Zadania do wykonania:
A. Przepisz z tekstu o śmierci prezydenta Gdańska fragment od „Sprawca został zatrzymany, a” aż do „fatalnym stanem psychicznym.” włącznie.
B. Napisz dalszy ciąg tekstu o śmierci prezydenta Gdańska, zaczynając od miejsca, w którym ten tekst się kończy.

Załączony tekst:
Kilka dni temu minął rok od śmierci prezydenta Gdańska, Pawła Adamowicza. Mężczyzna podczas 27. finału Wielkiej Orkiestry Świątecznej Pomocy został zaatakowany przez Stefana W. Ciosy zadane nożem były na tyle groźne, że pomimo natychmiastowej reakcji i wielogodzinnej operacji prezydenta nie udało się uratować.

Sprawca został zatrzymany, a po przeprowadzonych później wynikach badań okazało się, że był niepoczytalny. Prokuratura postawiła mu zarzut zabójstwa, jednak Stefan W. nie przyznawał się do popełnionego czynu.

Obecnie Stefan W. przebywa w więzieniu. W sieci pojawił się niedawno jego list, który napisał do swojego brata. Zdradza w nim, iż jest niewinny, a warunki, w jakich przebywa są nie do wytrzymania.

Nożownik skarży się, iż padł ofiarą spisku. Domaga się również zmiany celi z rygorystycznej na zwykłą. Usprawiedliwia to swoim fatalnym stanem psychicznym.

Dostarczone dane:

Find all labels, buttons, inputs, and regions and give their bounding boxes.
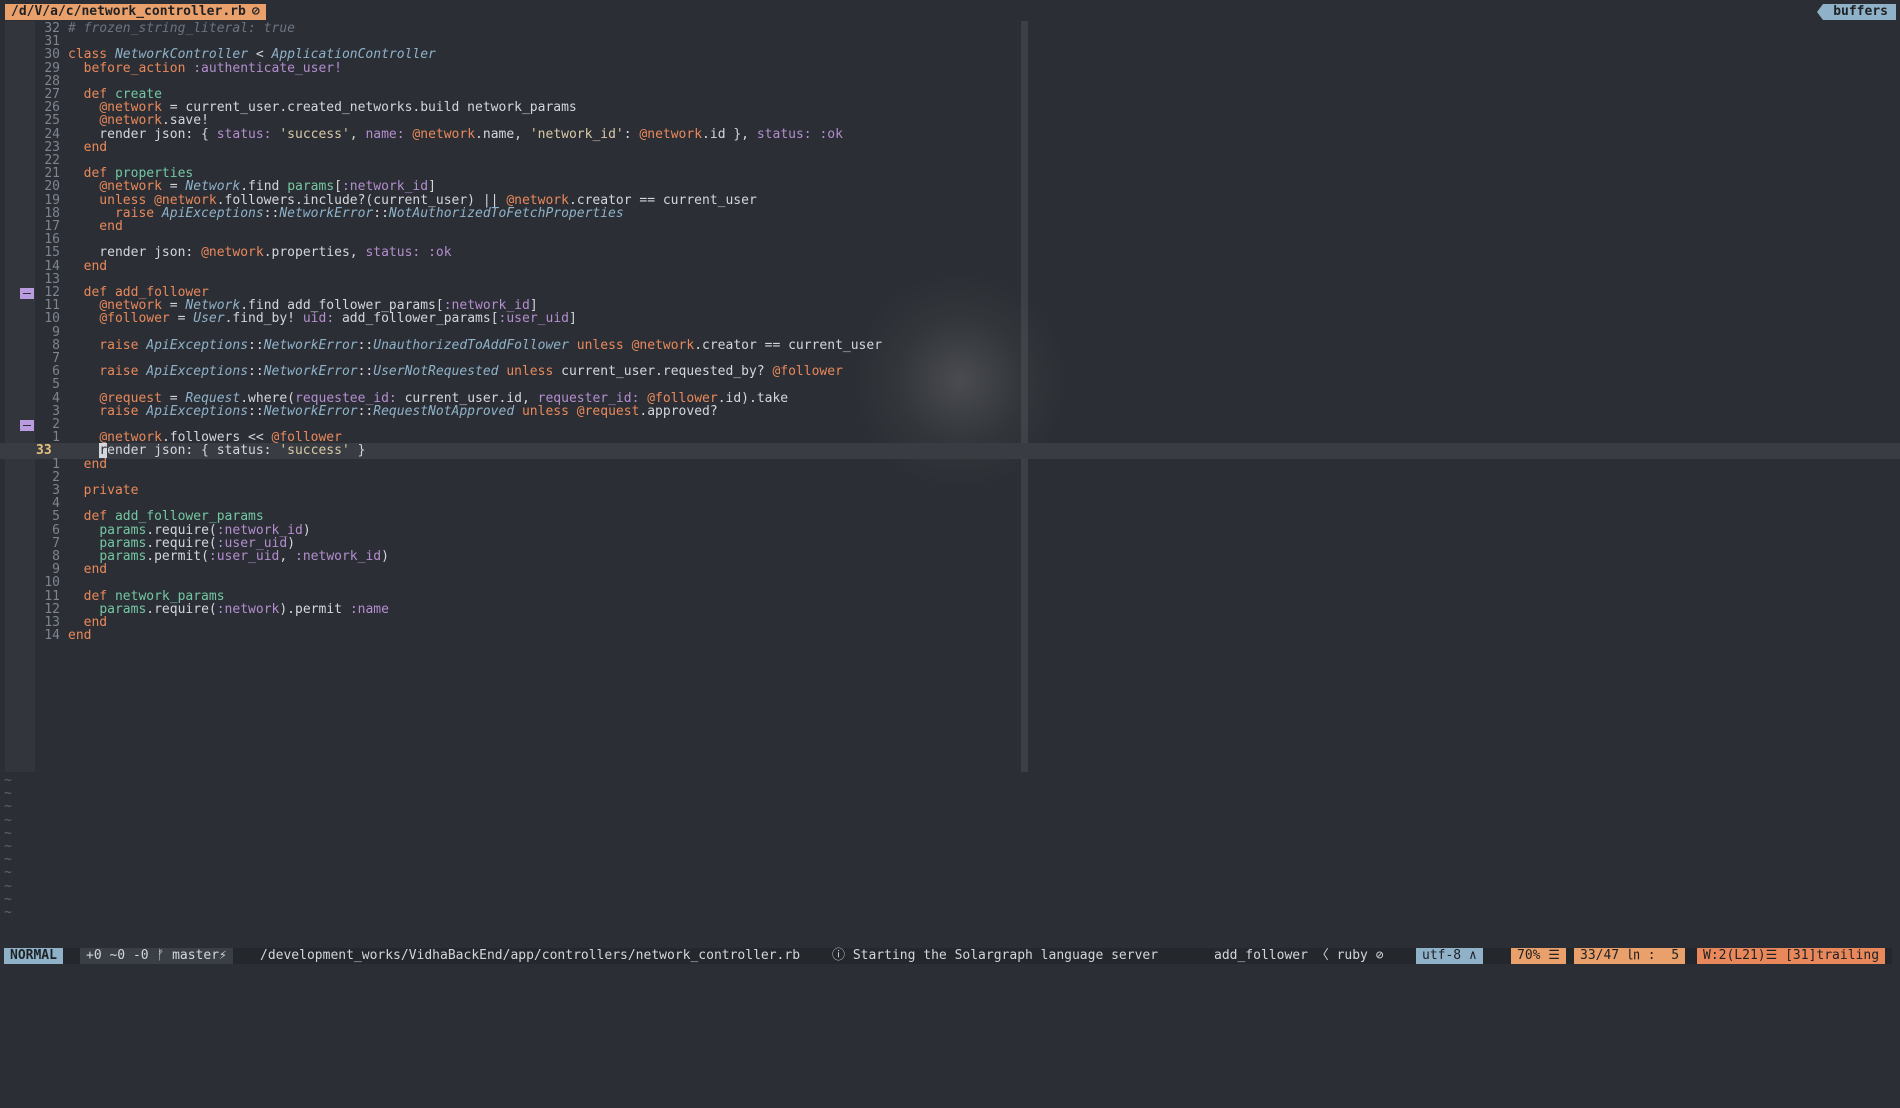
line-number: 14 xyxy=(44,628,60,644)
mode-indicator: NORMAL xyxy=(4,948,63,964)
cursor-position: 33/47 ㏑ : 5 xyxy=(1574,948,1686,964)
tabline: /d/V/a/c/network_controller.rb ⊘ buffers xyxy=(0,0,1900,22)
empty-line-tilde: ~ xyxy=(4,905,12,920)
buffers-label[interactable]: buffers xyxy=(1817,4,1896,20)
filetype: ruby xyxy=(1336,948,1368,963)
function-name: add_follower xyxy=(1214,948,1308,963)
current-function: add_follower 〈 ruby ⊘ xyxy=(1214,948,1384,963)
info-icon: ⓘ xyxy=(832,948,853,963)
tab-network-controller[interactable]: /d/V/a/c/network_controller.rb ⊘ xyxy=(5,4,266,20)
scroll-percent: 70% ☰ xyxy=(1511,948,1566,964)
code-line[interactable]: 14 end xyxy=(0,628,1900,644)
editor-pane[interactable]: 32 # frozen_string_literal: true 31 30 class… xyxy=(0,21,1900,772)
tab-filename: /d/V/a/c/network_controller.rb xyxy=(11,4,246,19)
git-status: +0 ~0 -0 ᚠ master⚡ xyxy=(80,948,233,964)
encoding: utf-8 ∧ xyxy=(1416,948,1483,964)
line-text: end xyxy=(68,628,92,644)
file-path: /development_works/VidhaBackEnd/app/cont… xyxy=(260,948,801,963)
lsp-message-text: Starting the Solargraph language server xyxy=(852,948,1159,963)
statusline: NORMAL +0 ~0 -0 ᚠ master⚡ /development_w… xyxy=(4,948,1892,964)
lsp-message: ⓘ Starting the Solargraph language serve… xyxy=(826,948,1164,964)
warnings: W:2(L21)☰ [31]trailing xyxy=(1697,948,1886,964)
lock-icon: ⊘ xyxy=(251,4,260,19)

Odpowiedzi do ćwiczenia:
A.
Sprawca został zatrzymany, a po przeprowadzonych później wynikach badań okazało się, że był niepoczytalny. Prokuratura postawiła mu zarzut zabójstwa, jednak Stefan W. nie przyznawał się do popełnionego czynu.

Obecnie Stefan W. przebywa w więzieniu. W sieci pojawił się niedawno jego list, który napisał do swojego brata. Zdradza w nim, iż jest niewinny, a warunki, w jakich przebywa są nie do wytrzymania.

Nożownik skarży się, iż padł ofiarą spisku. Domaga się również zmiany celi z rygorystycznej na zwykłą. Usprawiedliwia to swoim fatalnym stanem psychicznym.

B.
Czy Stefan W. może opuścić wiezienie wcześniej niż zakładano?

Jak donosi "Super Express", Stefan W. wciąż podtrzymuje tezę o swojej niewinności. Co więcej mężczyzna sugeruje, iż w całą sprawę został celowo zamieszany. Stefan W. miał nawet podać nazwiska tych, którzy w rzeczywistości odpowiadają za śmierć prezydenta Gdańska.

Za to, jak został potraktowany przez wymiar sprawiedliwości oraz szczególnie za umieszczenie go w celi o zaostrzonym rygorze, Stefan W. zapewnia, że będzie ubiegał się odszkodowania. Jego zdaniem w grę wchodzą jedynie wielomilionowe kwoty.

Stefan W. w treści listu opublikowanego w reportażu Katarzyny Włodkowskiej dla Dużego Formatu, nie ma wątpliwości, iz zdoła uniknąć długiej odsiadki. Już w tej chwili wie, że uniknie dożywocia.

„Zacznę od dobrych wieści. Myślałem, że będę miał dożywocie, ale trzech biegłych psychiatrów uznało, że byłem niepoczytalny, to oznacza, że niedługo pojadę do szpitala, prawdopodobnie w Starogardzie Gdańskim, a tam co sześć miesięcy można wyjść. Posiedzę pewnie ze dwa lata i wyjdę”

Śledztwo w sprawie Stefana W. wciąż trwa. Jak informuje "Viva" w kwestiach niepoczytalności nożownika mają wypowiadać się jego współwięźniowie. Do tej pory udało się przesłuchać blisko 140 osób mających związek z zabójcą Pawła Adamowicza.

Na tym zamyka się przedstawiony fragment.